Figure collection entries
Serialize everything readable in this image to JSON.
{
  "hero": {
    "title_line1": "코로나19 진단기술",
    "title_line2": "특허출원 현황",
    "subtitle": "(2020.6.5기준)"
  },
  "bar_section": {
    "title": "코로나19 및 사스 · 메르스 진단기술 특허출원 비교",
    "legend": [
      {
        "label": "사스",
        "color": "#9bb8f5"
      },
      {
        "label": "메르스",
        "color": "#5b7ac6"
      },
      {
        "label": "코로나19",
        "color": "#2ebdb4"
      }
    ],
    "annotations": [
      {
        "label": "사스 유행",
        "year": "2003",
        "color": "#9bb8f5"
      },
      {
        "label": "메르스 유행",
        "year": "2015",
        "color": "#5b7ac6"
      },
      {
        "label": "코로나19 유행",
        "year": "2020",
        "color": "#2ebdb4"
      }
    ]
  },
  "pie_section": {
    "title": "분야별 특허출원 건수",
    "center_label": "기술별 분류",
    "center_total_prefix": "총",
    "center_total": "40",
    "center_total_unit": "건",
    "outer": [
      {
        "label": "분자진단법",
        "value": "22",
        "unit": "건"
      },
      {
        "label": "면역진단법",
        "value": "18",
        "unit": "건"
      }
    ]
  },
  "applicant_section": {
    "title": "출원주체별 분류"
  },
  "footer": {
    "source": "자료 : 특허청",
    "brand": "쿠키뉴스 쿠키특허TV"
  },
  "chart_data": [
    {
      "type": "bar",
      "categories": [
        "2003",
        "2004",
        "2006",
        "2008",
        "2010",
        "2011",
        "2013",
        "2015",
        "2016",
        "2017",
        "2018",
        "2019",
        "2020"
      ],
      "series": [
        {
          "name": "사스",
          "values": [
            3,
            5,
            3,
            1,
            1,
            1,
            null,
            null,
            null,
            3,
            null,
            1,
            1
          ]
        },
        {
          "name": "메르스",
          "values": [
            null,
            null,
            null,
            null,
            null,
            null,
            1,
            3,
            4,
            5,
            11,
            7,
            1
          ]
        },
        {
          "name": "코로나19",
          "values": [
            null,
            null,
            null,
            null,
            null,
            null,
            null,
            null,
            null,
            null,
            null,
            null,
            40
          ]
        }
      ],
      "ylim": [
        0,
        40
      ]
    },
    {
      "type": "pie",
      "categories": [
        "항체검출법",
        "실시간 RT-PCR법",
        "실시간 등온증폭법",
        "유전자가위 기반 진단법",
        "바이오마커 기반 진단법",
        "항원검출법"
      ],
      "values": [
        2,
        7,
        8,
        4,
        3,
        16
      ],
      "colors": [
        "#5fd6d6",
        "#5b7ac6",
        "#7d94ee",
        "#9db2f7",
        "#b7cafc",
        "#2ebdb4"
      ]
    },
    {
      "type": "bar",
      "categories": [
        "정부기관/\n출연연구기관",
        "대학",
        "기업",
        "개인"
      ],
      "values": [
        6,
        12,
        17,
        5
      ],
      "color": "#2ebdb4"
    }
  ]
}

What the task requires:
Every entry should be printed again exactly as it stands.

Written response:
Serialize everything readable in this image to JSON.
{
  "hero": {
    "title_line1": "코로나19 진단기술",
    "title_line2": "특허출원 현황",
    "subtitle": "(2020.6.5기준)"
  },
  "bar_section": {
    "title": "코로나19 및 사스 · 메르스 진단기술 특허출원 비교",
    "legend": [
      {
        "label": "사스",
        "color": "#9bb8f5"
      },
      {
        "label": "메르스",
        "color": "#5b7ac6"
      },
      {
        "label": "코로나19",
        "color": "#2ebdb4"
      }
    ],
    "annotations": [
      {
        "label": "사스 유행",
        "year": "2003",
        "color": "#9bb8f5"
      },
      {
        "label": "메르스 유행",
        "year": "2015",
        "color": "#5b7ac6"
      },
      {
        "label": "코로나19 유행",
        "year": "2020",
        "color": "#2ebdb4"
      }
    ]
  },
  "pie_section": {
    "title": "분야별 특허출원 건수",
    "center_label": "기술별 분류",
    "center_total_prefix": "총",
    "center_total": "40",
    "center_total_unit": "건",
    "outer": [
      {
        "label": "분자진단법",
        "value": "22",
        "unit": "건"
      },
      {
        "label": "면역진단법",
        "value": "18",
        "unit": "건"
      }
    ]
  },
  "applicant_section": {
    "title": "출원주체별 분류"
  },
  "footer": {
    "source": "자료 : 특허청",
    "brand": "쿠키뉴스 쿠키특허TV"
  },
  "chart_data": [
    {
      "type": "bar",
      "categories": [
        "2003",
        "2004",
        "2006",
        "2008",
        "2010",
        "2011",
        "2013",
        "2015",
        "2016",
        "2017",
        "2018",
        "2019",
        "2020"
      ],
      "series": [
        {
          "name": "사스",
          "values": [
            3,
            5,
            3,
            1,
            1,
            1,
            null,
            null,
            null,
            3,
            null,
            1,
            1
          ]
        },
        {
          "name": "메르스",
          "values": [
            null,
            null,
            null,
            null,
            null,
            null,
            1,
            3,
            4,
            5,
            11,
            7,
            1
          ]
        },
        {
          "name": "코로나19",
          "values": [
            null,
            null,
            null,
            null,
            null,
            null,
            null,
            null,
            null,
            null,
            null,
            null,
            40
          ]
        }
      ],
      "ylim": [
        0,
        40
      ]
    },
    {
      "type": "pie",
      "categories": [
        "항체검출법",
        "실시간 RT-PCR법",
        "실시간 등온증폭법",
        "유전자가위 기반 진단법",
        "바이오마커 기반 진단법",
        "항원검출법"
      ],
      "values": [
        2,
        7,
        8,
        4,
        3,
        16
      ],
      "colors": [
        "#5fd6d6",
        "#5b7ac6",
        "#7d94ee",
        "#9db2f7",
        "#b7cafc",
        "#2ebdb4"
      ]
    },
    {
      "type": "bar",
      "categories": [
        "정부기관/\n출연연구기관",
        "대학",
        "기업",
        "개인"
      ],
      "values": [
        6,
        12,
        17,
        5
      ],
      "color": "#2ebdb4"
    }
  ]
}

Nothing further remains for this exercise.